**Dataset items**
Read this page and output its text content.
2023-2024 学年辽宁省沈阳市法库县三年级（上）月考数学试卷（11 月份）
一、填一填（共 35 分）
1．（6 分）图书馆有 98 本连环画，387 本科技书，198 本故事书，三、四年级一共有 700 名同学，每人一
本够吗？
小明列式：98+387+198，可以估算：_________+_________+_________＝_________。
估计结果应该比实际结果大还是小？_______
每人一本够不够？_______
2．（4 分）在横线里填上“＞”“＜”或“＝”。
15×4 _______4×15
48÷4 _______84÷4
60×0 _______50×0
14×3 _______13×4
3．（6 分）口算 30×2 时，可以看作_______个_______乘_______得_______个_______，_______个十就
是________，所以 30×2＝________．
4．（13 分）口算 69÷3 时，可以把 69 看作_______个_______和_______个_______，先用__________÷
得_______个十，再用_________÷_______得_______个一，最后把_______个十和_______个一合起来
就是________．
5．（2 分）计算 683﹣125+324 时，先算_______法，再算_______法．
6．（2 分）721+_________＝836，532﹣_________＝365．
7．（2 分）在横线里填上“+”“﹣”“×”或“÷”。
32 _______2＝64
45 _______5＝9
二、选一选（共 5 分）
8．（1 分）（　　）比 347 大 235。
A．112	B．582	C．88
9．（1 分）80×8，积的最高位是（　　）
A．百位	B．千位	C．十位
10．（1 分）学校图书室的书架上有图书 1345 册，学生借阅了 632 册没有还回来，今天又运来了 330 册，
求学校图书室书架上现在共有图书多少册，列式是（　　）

**EXERCISE**
Reproduce each entry exactly, leaving out nothing.

**OUTPUT FOR THIS TASK**
Read this page and output its text content.
2023-2024 学年辽宁省沈阳市法库县三年级（上）月考数学试卷（11 月份）
一、填一填（共 35 分）
1．（6 分）图书馆有 98 本连环画，387 本科技书，198 本故事书，三、四年级一共有 700 名同学，每人一
本够吗？
小明列式：98+387+198，可以估算：_________+_________+_________＝_________。
估计结果应该比实际结果大还是小？_______
每人一本够不够？_______
2．（4 分）在横线里填上“＞”“＜”或“＝”。
15×4 _______4×15
48÷4 _______84÷4
60×0 _______50×0
14×3 _______13×4
3．（6 分）口算 30×2 时，可以看作_______个_______乘_______得_______个_______，_______个十就
是________，所以 30×2＝________．
4．（13 分）口算 69÷3 时，可以把 69 看作_______个_______和_______个_______，先用__________÷
得_______个十，再用_________÷_______得_______个一，最后把_______个十和_______个一合起来
就是________．
5．（2 分）计算 683﹣125+324 时，先算_______法，再算_______法．
6．（2 分）721+_________＝836，532﹣_________＝365．
7．（2 分）在横线里填上“+”“﹣”“×”或“÷”。
32 _______2＝64
45 _______5＝9
二、选一选（共 5 分）
8．（1 分）（　　）比 347 大 235。
A．112	B．582	C．88
9．（1 分）80×8，积的最高位是（　　）
A．百位	B．千位	C．十位
10．（1 分）学校图书室的书架上有图书 1345 册，学生借阅了 632 册没有还回来，今天又运来了 330 册，
求学校图书室书架上现在共有图书多少册，列式是（　　）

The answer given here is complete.